§ Do this:
In the records that follow, show each line where the word "value" is present.

-- START Supplied records --

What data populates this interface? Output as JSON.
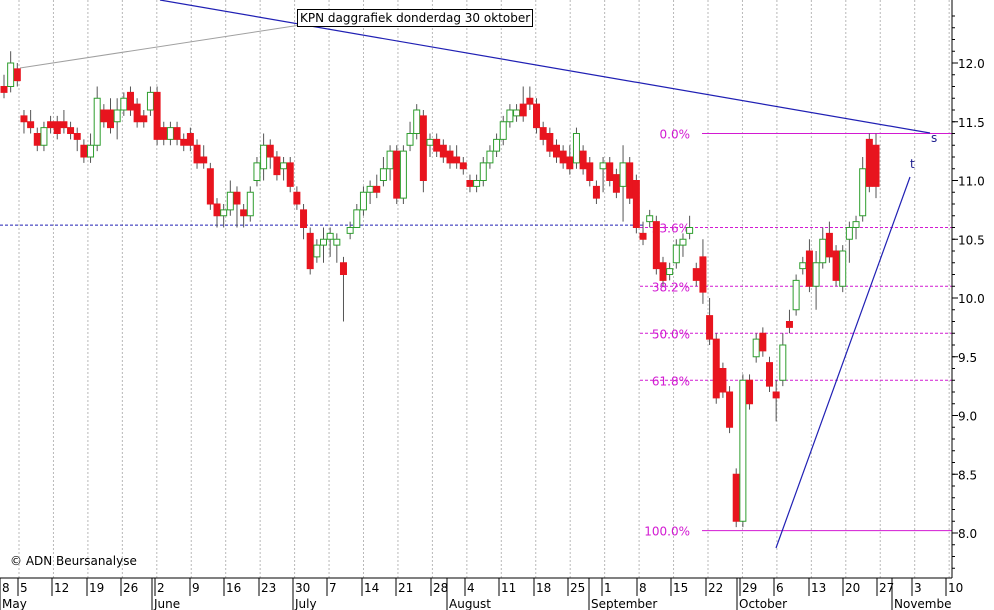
{
  "title": "KPN daggrafiek donderdag 30 oktober",
  "copyright": "© ADN Beursanalyse",
  "colors": {
    "background": "#ffffff",
    "grid": "#b8b8b8",
    "up_candle": "#2e9e2e",
    "down_candle": "#e8141e",
    "wick": "#555555",
    "fib_line": "#d21ad2",
    "trendline": "#2020b4",
    "support_dashed": "#2020b4",
    "early_trend": "#a0a0a0"
  },
  "chart_data": {
    "type": "candlestick",
    "ylim": [
      7.6,
      12.5
    ],
    "yticks": [
      8.0,
      8.5,
      9.0,
      9.5,
      10.0,
      10.5,
      11.0,
      11.5,
      12.0
    ],
    "ytick_labels": [
      "8.0",
      "8.5",
      "9.0",
      "9.5",
      "10.0",
      "10.5",
      "11.0",
      "11.5",
      "12.0"
    ],
    "x_day_labels": [
      "8",
      "5",
      "12",
      "19",
      "26",
      "2",
      "9",
      "16",
      "23",
      "30",
      "7",
      "14",
      "21",
      "28",
      "4",
      "11",
      "18",
      "25",
      "1",
      "8",
      "15",
      "22",
      "29",
      "6",
      "13",
      "20",
      "27",
      "3",
      "10"
    ],
    "x_month_labels": [
      "May",
      "June",
      "July",
      "August",
      "September",
      "October",
      "Novembe"
    ],
    "fibonacci": [
      {
        "label": "0.0%",
        "value": 11.4
      },
      {
        "label": "23.6%",
        "value": 10.6
      },
      {
        "label": "38.2%",
        "value": 10.1
      },
      {
        "label": "50.0%",
        "value": 9.7
      },
      {
        "label": "61.8%",
        "value": 9.3
      },
      {
        "label": "100.0%",
        "value": 8.02
      }
    ],
    "support_level": 10.62,
    "trendline_labels": [
      "s",
      "t"
    ],
    "candles": [
      [
        11.8,
        11.9,
        11.7,
        11.75
      ],
      [
        11.8,
        12.1,
        11.75,
        12.0
      ],
      [
        11.95,
        12.0,
        11.8,
        11.85
      ],
      [
        11.55,
        11.6,
        11.4,
        11.5
      ],
      [
        11.5,
        11.6,
        11.4,
        11.45
      ],
      [
        11.4,
        11.45,
        11.25,
        11.3
      ],
      [
        11.3,
        11.5,
        11.25,
        11.45
      ],
      [
        11.5,
        11.55,
        11.4,
        11.45
      ],
      [
        11.5,
        11.55,
        11.35,
        11.4
      ],
      [
        11.5,
        11.6,
        11.4,
        11.45
      ],
      [
        11.45,
        11.5,
        11.35,
        11.4
      ],
      [
        11.4,
        11.45,
        11.25,
        11.35
      ],
      [
        11.3,
        11.35,
        11.15,
        11.2
      ],
      [
        11.2,
        11.4,
        11.15,
        11.3
      ],
      [
        11.3,
        11.8,
        11.25,
        11.7
      ],
      [
        11.6,
        11.65,
        11.45,
        11.5
      ],
      [
        11.6,
        11.7,
        11.4,
        11.45
      ],
      [
        11.5,
        11.7,
        11.35,
        11.6
      ],
      [
        11.6,
        11.75,
        11.55,
        11.7
      ],
      [
        11.75,
        11.8,
        11.55,
        11.6
      ],
      [
        11.65,
        11.7,
        11.45,
        11.5
      ],
      [
        11.55,
        11.6,
        11.45,
        11.5
      ],
      [
        11.6,
        11.8,
        11.55,
        11.75
      ],
      [
        11.75,
        11.8,
        11.3,
        11.35
      ],
      [
        11.45,
        11.5,
        11.3,
        11.35
      ],
      [
        11.35,
        11.5,
        11.3,
        11.45
      ],
      [
        11.45,
        11.5,
        11.3,
        11.35
      ],
      [
        11.35,
        11.4,
        11.25,
        11.3
      ],
      [
        11.4,
        11.45,
        11.25,
        11.3
      ],
      [
        11.3,
        11.35,
        11.1,
        11.15
      ],
      [
        11.2,
        11.3,
        11.1,
        11.15
      ],
      [
        11.1,
        11.15,
        10.75,
        10.8
      ],
      [
        10.8,
        10.85,
        10.6,
        10.7
      ],
      [
        10.7,
        10.8,
        10.6,
        10.75
      ],
      [
        10.75,
        11.0,
        10.7,
        10.9
      ],
      [
        10.9,
        10.95,
        10.6,
        10.8
      ],
      [
        10.75,
        10.8,
        10.6,
        10.7
      ],
      [
        10.7,
        10.95,
        10.65,
        10.9
      ],
      [
        11.0,
        11.2,
        10.95,
        11.15
      ],
      [
        11.1,
        11.4,
        11.0,
        11.3
      ],
      [
        11.3,
        11.35,
        11.1,
        11.2
      ],
      [
        11.2,
        11.25,
        11.0,
        11.05
      ],
      [
        11.1,
        11.2,
        11.0,
        11.15
      ],
      [
        11.15,
        11.2,
        10.9,
        10.95
      ],
      [
        10.9,
        10.95,
        10.75,
        10.8
      ],
      [
        10.75,
        10.8,
        10.5,
        10.6
      ],
      [
        10.55,
        10.6,
        10.2,
        10.25
      ],
      [
        10.35,
        10.5,
        10.3,
        10.45
      ],
      [
        10.45,
        10.6,
        10.3,
        10.5
      ],
      [
        10.5,
        10.6,
        10.35,
        10.55
      ],
      [
        10.45,
        10.55,
        10.3,
        10.5
      ],
      [
        10.3,
        10.35,
        9.8,
        10.2
      ],
      [
        10.55,
        10.65,
        10.5,
        10.6
      ],
      [
        10.6,
        10.8,
        10.6,
        10.75
      ],
      [
        10.75,
        10.95,
        10.7,
        10.9
      ],
      [
        10.9,
        11.0,
        10.8,
        10.95
      ],
      [
        10.95,
        11.05,
        10.85,
        10.9
      ],
      [
        11.0,
        11.2,
        10.95,
        11.1
      ],
      [
        11.1,
        11.3,
        11.0,
        11.25
      ],
      [
        11.25,
        11.3,
        10.8,
        10.85
      ],
      [
        10.85,
        11.3,
        10.8,
        11.25
      ],
      [
        11.3,
        11.5,
        11.25,
        11.4
      ],
      [
        11.4,
        11.65,
        11.35,
        11.6
      ],
      [
        11.55,
        11.6,
        10.9,
        11.0
      ],
      [
        11.3,
        11.4,
        11.2,
        11.35
      ],
      [
        11.35,
        11.4,
        11.2,
        11.25
      ],
      [
        11.3,
        11.35,
        11.15,
        11.2
      ],
      [
        11.25,
        11.3,
        11.1,
        11.15
      ],
      [
        11.2,
        11.3,
        11.1,
        11.15
      ],
      [
        11.15,
        11.2,
        11.05,
        11.1
      ],
      [
        11.0,
        11.05,
        10.9,
        10.95
      ],
      [
        10.95,
        11.05,
        10.9,
        11.0
      ],
      [
        11.0,
        11.2,
        10.95,
        11.15
      ],
      [
        11.15,
        11.3,
        11.1,
        11.25
      ],
      [
        11.25,
        11.4,
        11.2,
        11.35
      ],
      [
        11.35,
        11.55,
        11.3,
        11.5
      ],
      [
        11.5,
        11.65,
        11.45,
        11.6
      ],
      [
        11.55,
        11.65,
        11.5,
        11.6
      ],
      [
        11.65,
        11.8,
        11.5,
        11.55
      ],
      [
        11.7,
        11.8,
        11.6,
        11.65
      ],
      [
        11.65,
        11.7,
        11.4,
        11.45
      ],
      [
        11.45,
        11.5,
        11.3,
        11.35
      ],
      [
        11.4,
        11.45,
        11.2,
        11.25
      ],
      [
        11.3,
        11.35,
        11.15,
        11.2
      ],
      [
        11.25,
        11.3,
        11.1,
        11.15
      ],
      [
        11.2,
        11.3,
        11.05,
        11.1
      ],
      [
        11.15,
        11.45,
        11.1,
        11.4
      ],
      [
        11.25,
        11.3,
        11.05,
        11.1
      ],
      [
        11.15,
        11.2,
        10.95,
        11.0
      ],
      [
        10.95,
        11.0,
        10.8,
        10.85
      ],
      [
        11.1,
        11.2,
        10.9,
        11.15
      ],
      [
        11.15,
        11.2,
        10.95,
        11.0
      ],
      [
        11.05,
        11.1,
        10.85,
        10.9
      ],
      [
        10.95,
        11.3,
        10.65,
        11.15
      ],
      [
        11.15,
        11.2,
        10.8,
        10.85
      ],
      [
        11.0,
        11.05,
        10.55,
        10.6
      ],
      [
        10.55,
        10.65,
        10.45,
        10.5
      ],
      [
        10.65,
        10.75,
        10.6,
        10.7
      ],
      [
        10.65,
        10.7,
        10.2,
        10.25
      ],
      [
        10.3,
        10.35,
        10.1,
        10.15
      ],
      [
        10.2,
        10.3,
        10.15,
        10.25
      ],
      [
        10.3,
        10.5,
        10.25,
        10.45
      ],
      [
        10.45,
        10.55,
        10.35,
        10.5
      ],
      [
        10.55,
        10.7,
        10.5,
        10.6
      ],
      [
        10.25,
        10.3,
        10.1,
        10.15
      ],
      [
        10.35,
        10.5,
        9.95,
        10.05
      ],
      [
        9.85,
        10.0,
        9.6,
        9.65
      ],
      [
        9.65,
        9.7,
        9.1,
        9.15
      ],
      [
        9.4,
        9.45,
        9.15,
        9.2
      ],
      [
        9.2,
        9.25,
        8.85,
        8.9
      ],
      [
        8.5,
        8.55,
        8.05,
        8.1
      ],
      [
        8.1,
        9.35,
        8.05,
        9.3
      ],
      [
        9.3,
        9.35,
        9.05,
        9.1
      ],
      [
        9.5,
        9.7,
        9.45,
        9.65
      ],
      [
        9.7,
        9.75,
        9.5,
        9.55
      ],
      [
        9.45,
        9.5,
        9.2,
        9.25
      ],
      [
        9.2,
        9.3,
        8.95,
        9.15
      ],
      [
        9.3,
        9.7,
        9.25,
        9.6
      ],
      [
        9.8,
        9.9,
        9.7,
        9.75
      ],
      [
        9.9,
        10.2,
        9.85,
        10.15
      ],
      [
        10.25,
        10.35,
        10.2,
        10.3
      ],
      [
        10.4,
        10.5,
        10.05,
        10.1
      ],
      [
        10.1,
        10.4,
        9.9,
        10.3
      ],
      [
        10.3,
        10.6,
        10.25,
        10.5
      ],
      [
        10.55,
        10.65,
        10.3,
        10.35
      ],
      [
        10.4,
        10.45,
        10.1,
        10.15
      ],
      [
        10.1,
        10.45,
        10.05,
        10.4
      ],
      [
        10.5,
        10.65,
        10.3,
        10.6
      ],
      [
        10.6,
        10.7,
        10.5,
        10.65
      ],
      [
        10.7,
        11.2,
        10.65,
        11.1
      ],
      [
        11.35,
        11.4,
        10.9,
        10.95
      ],
      [
        11.3,
        11.4,
        10.85,
        10.95
      ]
    ]
  }
}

-- END Supplied records --

§ Task answer:
        "value": 11.4
        "value": 10.6
        "value": 10.1
        "value": 9.7
        "value": 9.3
        "value": 8.02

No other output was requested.